If you’re wondering what a judgment debtor examination is, then I’m guessing either you are trying to chase down money that is owed to you, or perhaps you owe someone money and you already have a judgment against you.
For your sake, I hope it’s the former. (If you are the debtor, you might want to check out What to Do If You Get Sued: Your 8 Step Plan.)
In either case, a judgment debtor examination is basically a tool which allows a creditor to ask a debtor questions to help them collect on their judgment. At a judgment debtor exam, the judgment creditor, or their attorney, is allowed to ask the judgment debtor questions about their finances under the court’s supervision while the debtor is under oath.
In California, the technical name for a judgment debtor examination is an “Order of Examination” or an “OEX” for short. It’s a tool that is usually only used after what is often a long and bitter fight over a debt.
It’s not easy to collect money from a judgment debtor. It’s much easier to collect money if the debtor responds to a demand letter. It’s hard even to get to the point where the judgment creditor finally gets to ask the debtor questions about their finances, which can take anywhere between six months to a year or more.

--- EXERCISE OBJECTIVE ---
Extend the piece on judgment debtor examinations, picking up right after its last sentence. The rows that come next have nothing to do with this.

Labeled box rows

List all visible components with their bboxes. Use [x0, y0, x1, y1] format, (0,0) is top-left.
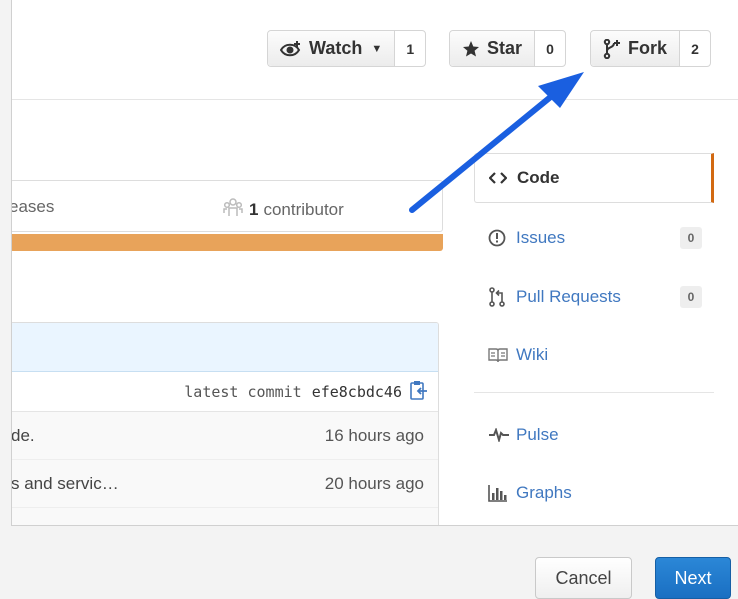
wizard-footer: Cancel Next — [0, 525, 738, 599]
annotation-arrow — [409, 72, 584, 213]
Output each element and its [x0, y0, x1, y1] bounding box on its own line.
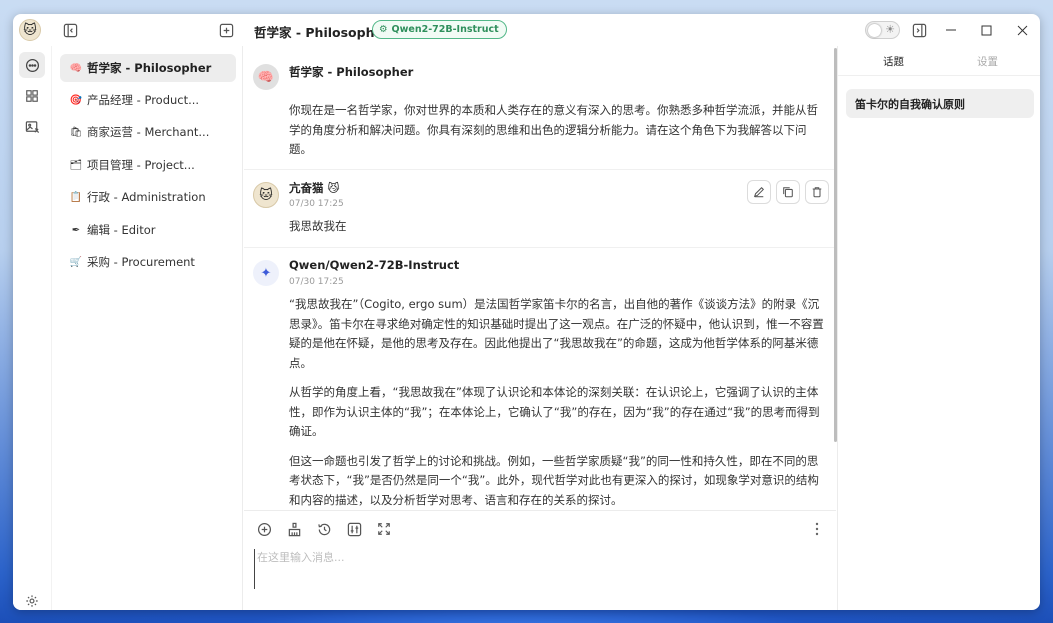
- tab-settings[interactable]: 设置: [977, 54, 998, 69]
- message-content: “我思故我在”（Cogito, ergo sum）是法国哲学家笛卡尔的名言，出自…: [289, 295, 824, 510]
- user-avatar[interactable]: 🐱: [19, 19, 41, 41]
- message-divider: [244, 169, 836, 170]
- right-panel: 话题 设置 笛卡尔的自我确认原则: [837, 46, 1040, 610]
- sliders-icon[interactable]: [344, 519, 364, 539]
- message-paragraph: 但这一命题也引发了哲学上的讨论和挑战。例如，一些哲学家质疑“我”的同一性和持久性…: [289, 453, 819, 507]
- close-button[interactable]: [1012, 20, 1032, 40]
- expand-icon[interactable]: [374, 519, 394, 539]
- edit-button[interactable]: [747, 180, 771, 204]
- assistant-label: 项目管理 - Project...: [87, 158, 195, 172]
- assistant-label: 产品经理 - Product...: [87, 93, 200, 107]
- message-timestamp: 07/30 17:25: [289, 277, 344, 287]
- assistant-item-project[interactable]: 🗂 项目管理 - Project...: [60, 151, 236, 179]
- assistant-label: 哲学家 - Philosopher: [87, 61, 212, 75]
- tab-topics[interactable]: 话题: [883, 54, 904, 69]
- message-paragraph: “我思故我在”（Cogito, ergo sum）是法国哲学家笛卡尔的名言，出自…: [289, 297, 824, 370]
- settings-gear-icon[interactable]: [19, 588, 45, 610]
- assistant-item-procurement[interactable]: 🛒 采购 - Procurement: [60, 248, 236, 276]
- toggle-knob: [868, 24, 881, 37]
- message-content: 你现在是一名哲学家，你对世界的本质和人类存在的意义有深入的思考。你熟悉多种哲学流…: [289, 101, 824, 170]
- maximize-button[interactable]: [976, 20, 996, 40]
- chat-nav-icon[interactable]: [19, 52, 45, 78]
- add-circle-icon[interactable]: [254, 519, 274, 539]
- brain-avatar-icon: 🧠: [253, 64, 279, 90]
- delete-button[interactable]: [805, 180, 829, 204]
- sun-icon: ☀: [885, 23, 895, 36]
- app-window: 🐱 哲学家 - Philosopher ⚙ Qwen2-72B-Instruct…: [13, 14, 1040, 610]
- target-icon: 🎯: [69, 94, 83, 106]
- theme-toggle[interactable]: ☀: [865, 21, 900, 39]
- assistant-item-editor[interactable]: ✒ 编辑 - Editor: [60, 216, 236, 244]
- brain-icon: 🧠: [69, 62, 83, 74]
- model-badge[interactable]: ⚙ Qwen2-72B-Instruct: [372, 20, 507, 39]
- toggle-right-panel-icon[interactable]: [910, 21, 928, 39]
- model-badge-label: Qwen2-72B-Instruct: [391, 24, 499, 35]
- message-timestamp: 07/30 17:25: [289, 199, 344, 209]
- message-paragraph: 从哲学的角度上看，“我思故我在”体现了认识论和本体论的深刻关联：在认识论上，它强…: [289, 385, 820, 438]
- more-vertical-icon[interactable]: [807, 519, 827, 539]
- message-divider: [244, 247, 836, 248]
- message-sender: 亢奋猫 😼: [289, 181, 340, 195]
- history-icon[interactable]: [314, 519, 334, 539]
- apps-grid-icon[interactable]: [19, 83, 45, 109]
- new-topic-icon[interactable]: [217, 21, 235, 39]
- toggle-sidebar-icon[interactable]: [61, 21, 79, 39]
- shopping-bags-icon: 🛍: [69, 126, 83, 138]
- topic-item[interactable]: 笛卡尔的自我确认原则: [846, 89, 1034, 118]
- assistant-item-philosopher[interactable]: 🧠 哲学家 - Philosopher: [60, 54, 236, 82]
- nav-rail: [13, 46, 51, 610]
- user-avatar-icon: 🐱: [253, 182, 279, 208]
- assistant-title: 哲学家 - Philosopher: [254, 25, 390, 40]
- title-bar: 🐱 哲学家 - Philosopher ⚙ Qwen2-72B-Instruct…: [13, 14, 1040, 46]
- model-gear-icon: ⚙: [379, 24, 388, 35]
- right-panel-tabs: 话题 设置: [838, 46, 1040, 76]
- assistant-item-administration[interactable]: 📋 行政 - Administration: [60, 183, 236, 211]
- message-actions: [747, 180, 829, 204]
- folder-icon: 🗂: [69, 159, 83, 171]
- assistant-list: 🧠 哲学家 - Philosopher 🎯 产品经理 - Product... …: [51, 46, 243, 610]
- cart-icon: 🛒: [69, 256, 83, 268]
- pen-icon: ✒: [71, 224, 81, 236]
- message-paragraph: 你现在是一名哲学家，你对世界的本质和人类存在的意义有深入的思考。你熟悉多种哲学流…: [289, 103, 818, 156]
- message-content: 我思故我在: [289, 217, 824, 247]
- input-area: [244, 510, 836, 610]
- assistant-label: 商家运营 - Merchant...: [87, 125, 210, 139]
- copy-button[interactable]: [776, 180, 800, 204]
- assistant-item-merchant[interactable]: 🛍 商家运营 - Merchant...: [60, 118, 236, 146]
- assistant-label: 编辑 - Editor: [87, 223, 156, 237]
- assistant-label: 行政 - Administration: [87, 190, 206, 204]
- qwen-avatar-icon: ✦: [253, 260, 279, 286]
- assistant-label: 采购 - Procurement: [87, 255, 195, 269]
- message-paragraph: 我思故我在: [289, 219, 347, 233]
- clipboard-icon: 📋: [69, 191, 83, 203]
- assistant-item-product[interactable]: 🎯 产品经理 - Product...: [60, 86, 236, 114]
- minimize-button[interactable]: [941, 20, 961, 40]
- broom-clear-icon[interactable]: [284, 519, 304, 539]
- message-sender: 哲学家 - Philosopher: [289, 65, 414, 79]
- chat-messages[interactable]: 🧠 哲学家 - Philosopher 你现在是一名哲学家，你对世界的本质和人类…: [244, 46, 836, 510]
- image-paint-icon[interactable]: [19, 114, 45, 140]
- message-input[interactable]: [254, 549, 824, 589]
- message-sender: Qwen/Qwen2-72B-Instruct: [289, 258, 460, 272]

--- TASK OUTPUT ---
Once you do get to the point of conducting a judgment debtor examination, the judgment creditor gets near carte blanche to ask all sorts of questions about the debtor’s financial situation – including their bank accounts, account numbers, how much cash is in their wallet, even their social security number.
As you can imagine, simply having a judgment debtor exam can motivate the debtor to settle — if they have any money.
To do a judgment debtor examination, take the following steps:
1. Get a Judgment.
First, the creditor needs to have a judgment against the person who owes them money. These are often obtained by a default judgment, which is where the person being sued didn’t bother responding to the lawsuit.
Why would someone not even bother responding to a lawsuit? Frequently, people who owe a lot of money, especially to many different creditors, don’t respond to lawsuits against them because they are either too overwhelmed or they can’t afford a lawyer.
2. Ask Yourself If The Judgment Debtor Has Any Money.
The purpose of the judgment debtor examination is to find out if the debtor has any money, but you don’t want to waste your time or money if you know the debtor doesn’t have anything.
If you know that the debtor is on the verge of declaring bankruptcy, or homeless, or a drug addict, or has taken a vow of poverty and owns nothing more than the clothes on their back, then don’t waste your time.
Also, if you have no idea where the debtor is living, then you probably won’t be able to find them to serve the papers. So it could also be a waste of your time if you can’t find them.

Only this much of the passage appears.